*Goal*
Retype each line exactly. Skip images.

◆ ◆ ◆ ◆ ◆ ◆ ◆

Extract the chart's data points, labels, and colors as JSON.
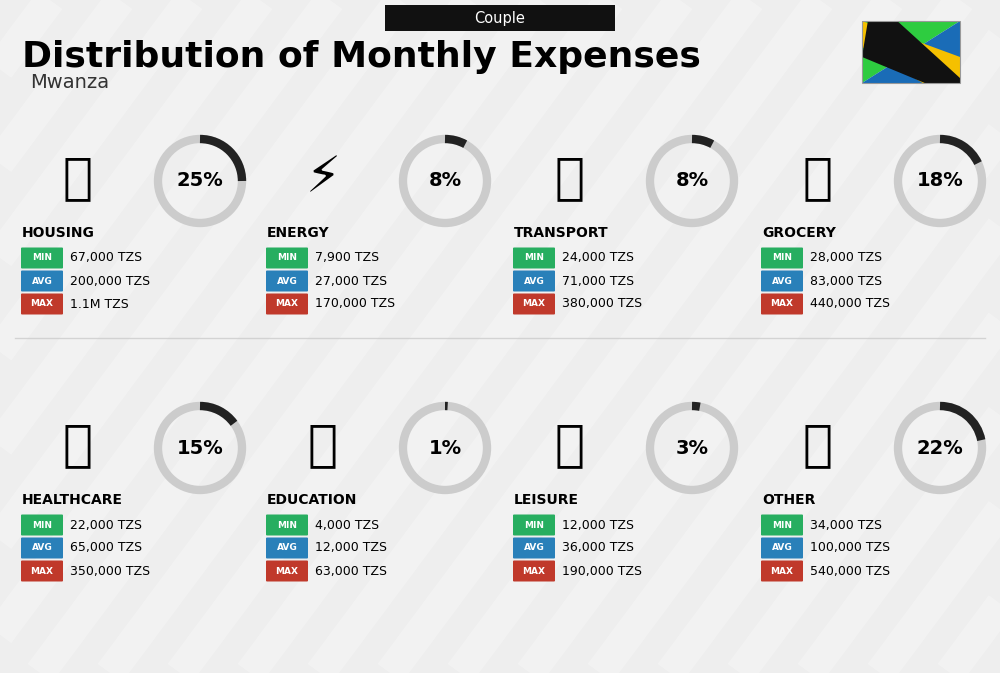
{
  "title": "Distribution of Monthly Expenses",
  "subtitle": "Mwanza",
  "label_top": "Couple",
  "bg_color": "#eeeeee",
  "categories": [
    {
      "name": "HOUSING",
      "pct": 25,
      "min": "67,000 TZS",
      "avg": "200,000 TZS",
      "max": "1.1M TZS",
      "row": 0,
      "col": 0
    },
    {
      "name": "ENERGY",
      "pct": 8,
      "min": "7,900 TZS",
      "avg": "27,000 TZS",
      "max": "170,000 TZS",
      "row": 0,
      "col": 1
    },
    {
      "name": "TRANSPORT",
      "pct": 8,
      "min": "24,000 TZS",
      "avg": "71,000 TZS",
      "max": "380,000 TZS",
      "row": 0,
      "col": 2
    },
    {
      "name": "GROCERY",
      "pct": 18,
      "min": "28,000 TZS",
      "avg": "83,000 TZS",
      "max": "440,000 TZS",
      "row": 0,
      "col": 3
    },
    {
      "name": "HEALTHCARE",
      "pct": 15,
      "min": "22,000 TZS",
      "avg": "65,000 TZS",
      "max": "350,000 TZS",
      "row": 1,
      "col": 0
    },
    {
      "name": "EDUCATION",
      "pct": 1,
      "min": "4,000 TZS",
      "avg": "12,000 TZS",
      "max": "63,000 TZS",
      "row": 1,
      "col": 1
    },
    {
      "name": "LEISURE",
      "pct": 3,
      "min": "12,000 TZS",
      "avg": "36,000 TZS",
      "max": "190,000 TZS",
      "row": 1,
      "col": 2
    },
    {
      "name": "OTHER",
      "pct": 22,
      "min": "34,000 TZS",
      "avg": "100,000 TZS",
      "max": "540,000 TZS",
      "row": 1,
      "col": 3
    }
  ],
  "min_color": "#27ae60",
  "avg_color": "#2980b9",
  "max_color": "#c0392b",
  "arc_dark": "#222222",
  "arc_light": "#cccccc",
  "icons": {
    "HOUSING": "🏙",
    "ENERGY": "⚡",
    "TRANSPORT": "🚌",
    "GROCERY": "🛒",
    "HEALTHCARE": "🩺",
    "EDUCATION": "🎓",
    "LEISURE": "🛍",
    "OTHER": "💰"
  }
}
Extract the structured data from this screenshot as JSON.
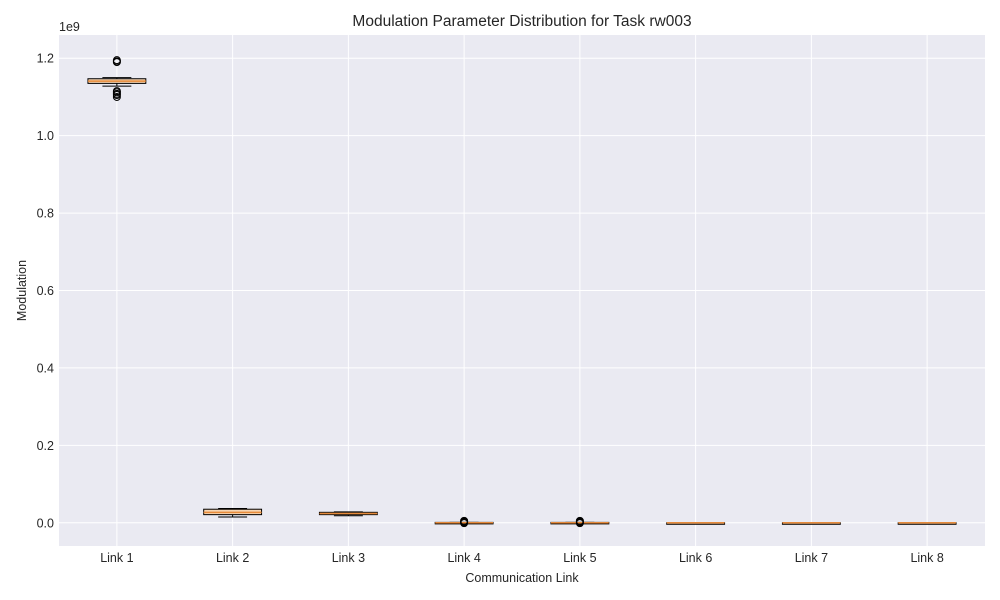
{
  "chart_data": {
    "type": "boxplot",
    "title": "Modulation Parameter Distribution for Task rw003",
    "xlabel": "Communication Link",
    "ylabel": "Modulation",
    "y_offset_text": "1e9",
    "y_multiplier": 1000000000,
    "ylim": [
      -0.06,
      1.26
    ],
    "yticks": [
      0.0,
      0.2,
      0.4,
      0.6,
      0.8,
      1.0,
      1.2
    ],
    "ytick_labels": [
      "0.0",
      "0.2",
      "0.4",
      "0.6",
      "0.8",
      "1.0",
      "1.2"
    ],
    "grid": true,
    "categories": [
      "Link 1",
      "Link 2",
      "Link 3",
      "Link 4",
      "Link 5",
      "Link 6",
      "Link 7",
      "Link 8"
    ],
    "boxes": [
      {
        "name": "Link 1",
        "whisker_low": 1.128,
        "q1": 1.135,
        "median": 1.141,
        "q3": 1.147,
        "whisker_high": 1.15,
        "fliers": [
          1.19,
          1.192,
          1.195,
          1.1,
          1.105,
          1.108,
          1.112,
          1.115
        ]
      },
      {
        "name": "Link 2",
        "whisker_low": 0.015,
        "q1": 0.021,
        "median": 0.027,
        "q3": 0.035,
        "whisker_high": 0.037,
        "fliers": []
      },
      {
        "name": "Link 3",
        "whisker_low": 0.018,
        "q1": 0.021,
        "median": 0.024,
        "q3": 0.027,
        "whisker_high": 0.028,
        "fliers": []
      },
      {
        "name": "Link 4",
        "whisker_low": 0.0,
        "q1": 0.0,
        "median": 0.0,
        "q3": 0.001,
        "whisker_high": 0.001,
        "fliers": [
          0.001,
          0.003,
          0.005,
          -0.001
        ]
      },
      {
        "name": "Link 5",
        "whisker_low": 0.0,
        "q1": 0.0,
        "median": 0.0,
        "q3": 0.001,
        "whisker_high": 0.001,
        "fliers": [
          0.001,
          0.003,
          0.005,
          -0.001
        ]
      },
      {
        "name": "Link 6",
        "whisker_low": 0.0,
        "q1": 0.0,
        "median": 0.0,
        "q3": 0.0,
        "whisker_high": 0.0,
        "fliers": []
      },
      {
        "name": "Link 7",
        "whisker_low": 0.0,
        "q1": 0.0,
        "median": 0.0,
        "q3": 0.0,
        "whisker_high": 0.0,
        "fliers": []
      },
      {
        "name": "Link 8",
        "whisker_low": 0.0,
        "q1": 0.0,
        "median": 0.0,
        "q3": 0.0,
        "whisker_high": 0.0,
        "fliers": []
      }
    ],
    "colors": {
      "plot_background": "#eaeaf2",
      "grid": "#ffffff",
      "box_fill": "#f7d4b0",
      "box_edge": "#000000",
      "median": "#e68a3a",
      "whisker": "#000000",
      "flier": "#000000"
    }
  }
}
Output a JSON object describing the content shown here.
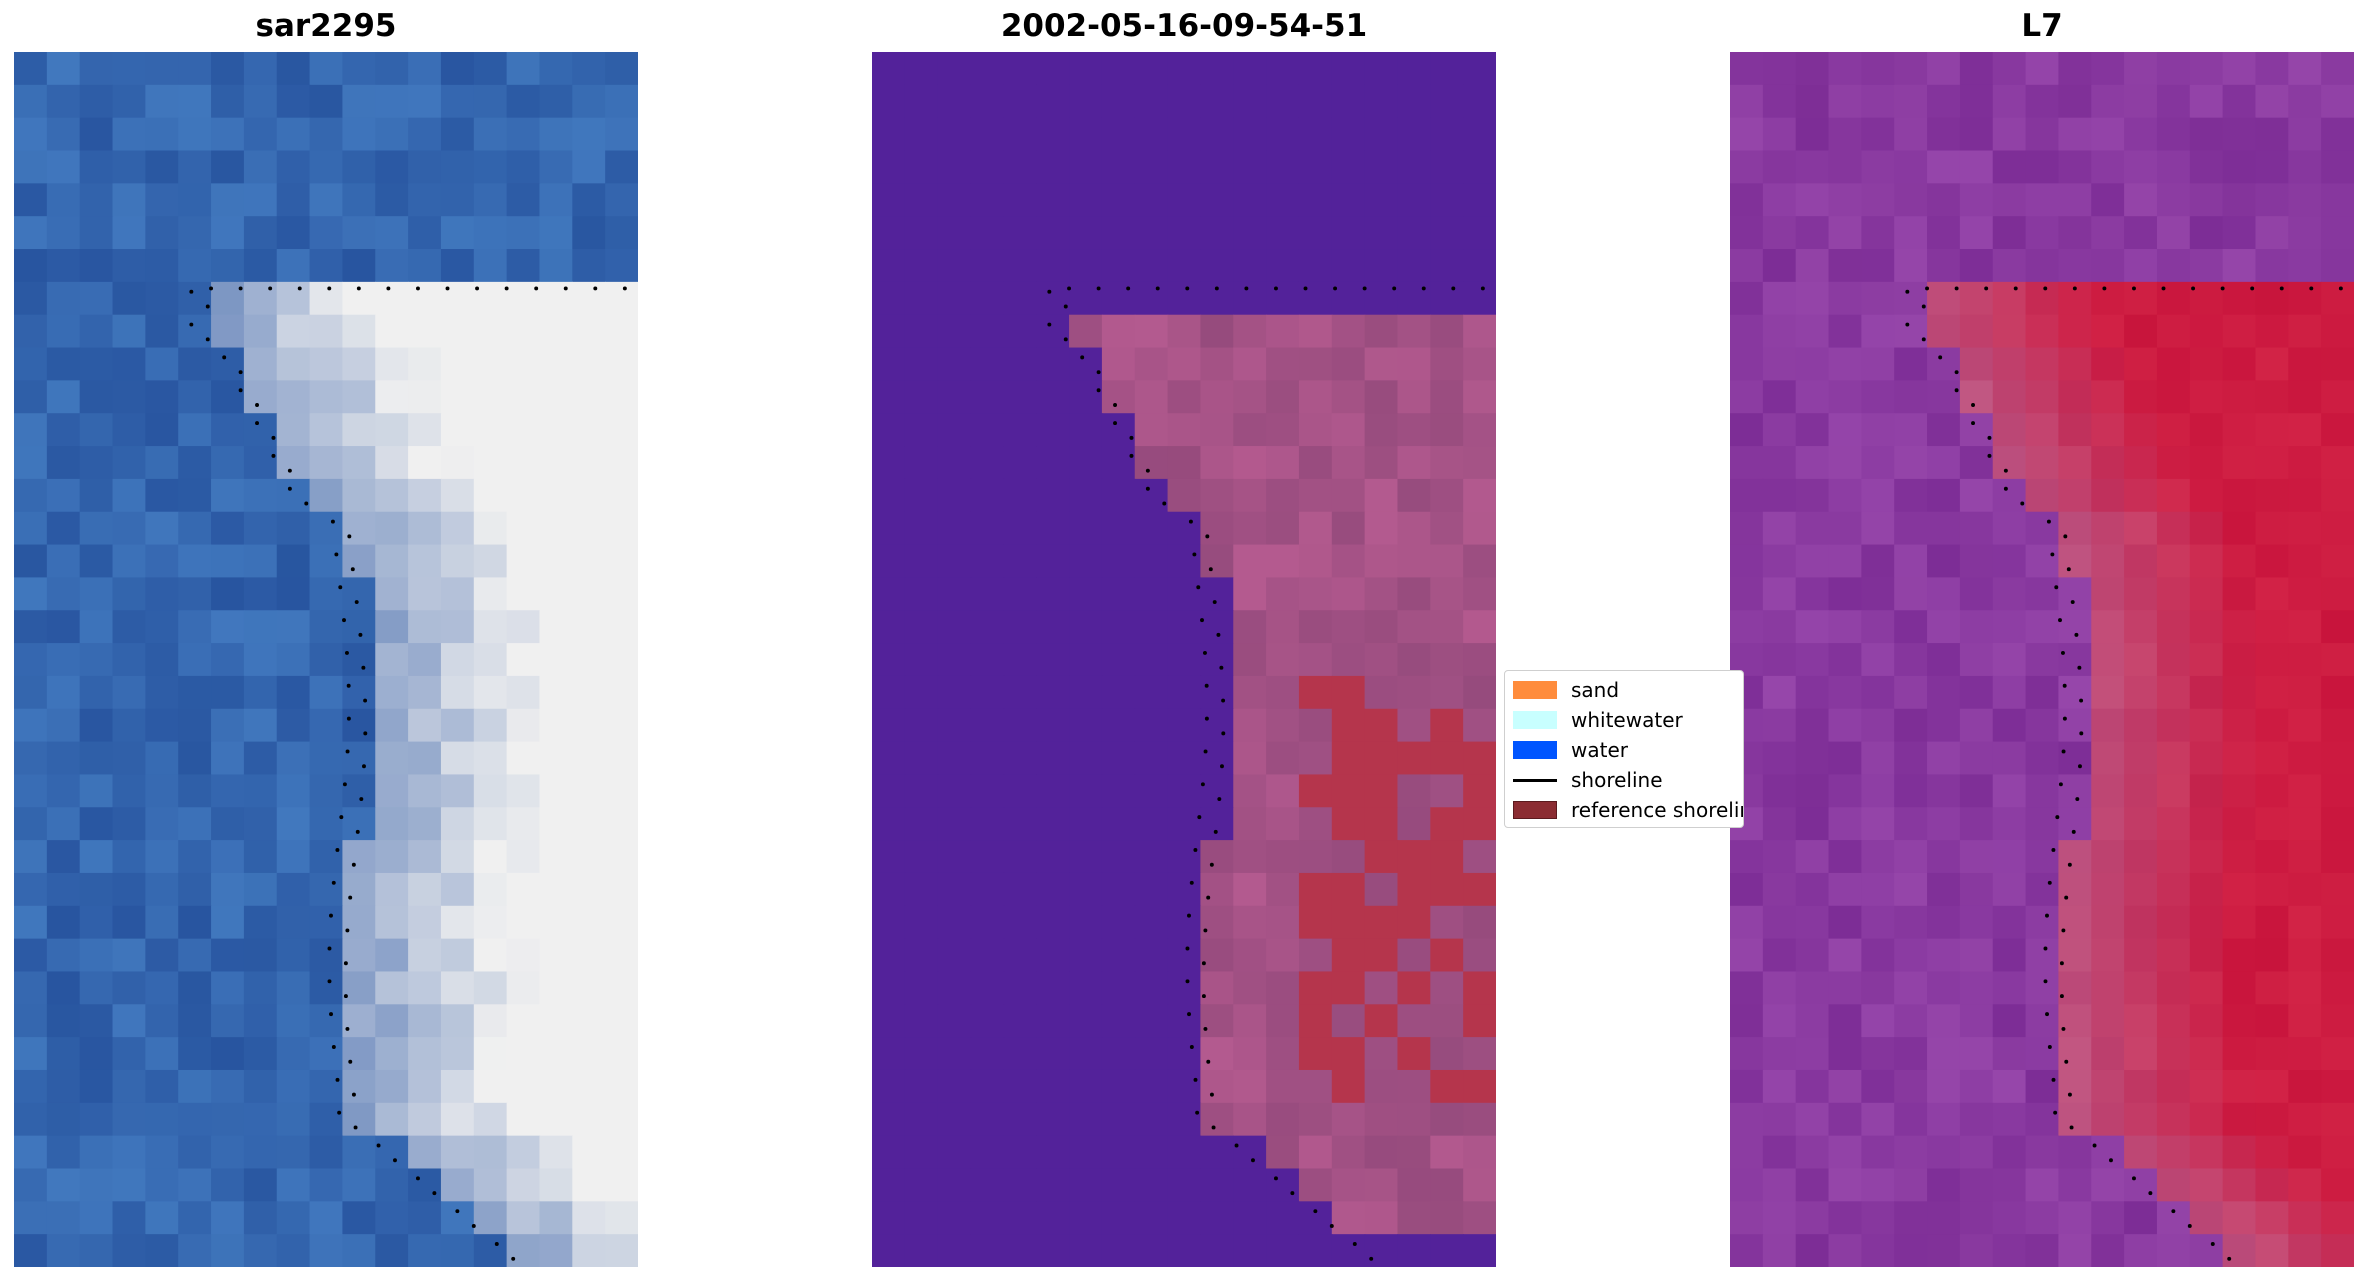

◆ ◆ ◆ ◆ ◆ ◆ ◆

*Worked answer*
Extract the chart's data points, labels, and colors as JSON.
{
  "title": "Distribution of Monthly Expenses",
  "subtitle": "Mwanza",
  "label_top": "Couple",
  "bg_color": "#eeeeee",
  "categories": [
    {
      "name": "HOUSING",
      "pct": 25,
      "min": "67,000 TZS",
      "avg": "200,000 TZS",
      "max": "1.1M TZS",
      "row": 0,
      "col": 0
    },
    {
      "name": "ENERGY",
      "pct": 8,
      "min": "7,900 TZS",
      "avg": "27,000 TZS",
      "max": "170,000 TZS",
      "row": 0,
      "col": 1
    },
    {
      "name": "TRANSPORT",
      "pct": 8,
      "min": "24,000 TZS",
      "avg": "71,000 TZS",
      "max": "380,000 TZS",
      "row": 0,
      "col": 2
    },
    {
      "name": "GROCERY",
      "pct": 18,
      "min": "28,000 TZS",
      "avg": "83,000 TZS",
      "max": "440,000 TZS",
      "row": 0,
      "col": 3
    },
    {
      "name": "HEALTHCARE",
      "pct": 15,
      "min": "22,000 TZS",
      "avg": "65,000 TZS",
      "max": "350,000 TZS",
      "row": 1,
      "col": 0
    },
    {
      "name": "EDUCATION",
      "pct": 1,
      "min": "4,000 TZS",
      "avg": "12,000 TZS",
      "max": "63,000 TZS",
      "row": 1,
      "col": 1
    },
    {
      "name": "LEISURE",
      "pct": 3,
      "min": "12,000 TZS",
      "avg": "36,000 TZS",
      "max": "190,000 TZS",
      "row": 1,
      "col": 2
    },
    {
      "name": "OTHER",
      "pct": 22,
      "min": "34,000 TZS",
      "avg": "100,000 TZS",
      "max": "540,000 TZS",
      "row": 1,
      "col": 3
    }
  ],
  "min_color": "#27ae60",
  "avg_color": "#2980b9",
  "max_color": "#c0392b",
  "arc_dark": "#222222",
  "arc_light": "#cccccc",
  "icons": {
    "HOUSING": "🏙",
    "ENERGY": "⚡",
    "TRANSPORT": "🚌",
    "GROCERY": "🛒",
    "HEALTHCARE": "🩺",
    "EDUCATION": "🎓",
    "LEISURE": "🛍",
    "OTHER": "💰"
  }
}
Extract the structured data from this screenshot as JSON.
{
  "chart_data": {
    "type": "boxplot",
    "title": "Modulation Parameter Distribution for Task rw003",
    "xlabel": "Communication Link",
    "ylabel": "Modulation",
    "y_offset_text": "1e9",
    "y_multiplier": 1000000000,
    "ylim": [
      -0.06,
      1.26
    ],
    "yticks": [
      0.0,
      0.2,
      0.4,
      0.6,
      0.8,
      1.0,
      1.2
    ],
    "ytick_labels": [
      "0.0",
      "0.2",
      "0.4",
      "0.6",
      "0.8",
      "1.0",
      "1.2"
    ],
    "grid": true,
    "categories": [
      "Link 1",
      "Link 2",
      "Link 3",
      "Link 4",
      "Link 5",
      "Link 6",
      "Link 7",
      "Link 8"
    ],
    "boxes": [
      {
        "name": "Link 1",
        "whisker_low": 1.128,
        "q1": 1.135,
        "median": 1.141,
        "q3": 1.147,
        "whisker_high": 1.15,
        "fliers": [
          1.19,
          1.192,
          1.195,
          1.1,
          1.105,
          1.108,
          1.112,
          1.115
        ]
      },
      {
        "name": "Link 2",
        "whisker_low": 0.015,
        "q1": 0.021,
        "median": 0.027,
        "q3": 0.035,
        "whisker_high": 0.037,
        "fliers": []
      },
      {
        "name": "Link 3",
        "whisker_low": 0.018,
        "q1": 0.021,
        "median": 0.024,
        "q3": 0.027,
        "whisker_high": 0.028,
        "fliers": []
      },
      {
        "name": "Link 4",
        "whisker_low": 0.0,
        "q1": 0.0,
        "median": 0.0,
        "q3": 0.001,
        "whisker_high": 0.001,
        "fliers": [
          0.001,
          0.003,
          0.005,
          -0.001
        ]
      },
      {
        "name": "Link 5",
        "whisker_low": 0.0,
        "q1": 0.0,
        "median": 0.0,
        "q3": 0.001,
        "whisker_high": 0.001,
        "fliers": [
          0.001,
          0.003,
          0.005,
          -0.001
        ]
      },
      {
        "name": "Link 6",
        "whisker_low": 0.0,
        "q1": 0.0,
        "median": 0.0,
        "q3": 0.0,
        "whisker_high": 0.0,
        "fliers": []
      },
      {
        "name": "Link 7",
        "whisker_low": 0.0,
        "q1": 0.0,
        "median": 0.0,
        "q3": 0.0,
        "whisker_high": 0.0,
        "fliers": []
      },
      {
        "name": "Link 8",
        "whisker_low": 0.0,
        "q1": 0.0,
        "median": 0.0,
        "q3": 0.0,
        "whisker_high": 0.0,
        "fliers": []
      }
    ],
    "colors": {
      "plot_background": "#eaeaf2",
      "grid": "#ffffff",
      "box_fill": "#f7d4b0",
      "box_edge": "#000000",
      "median": "#e68a3a",
      "whisker": "#000000",
      "flier": "#000000"
    }
  }
}
Output a JSON object describing the content shown here.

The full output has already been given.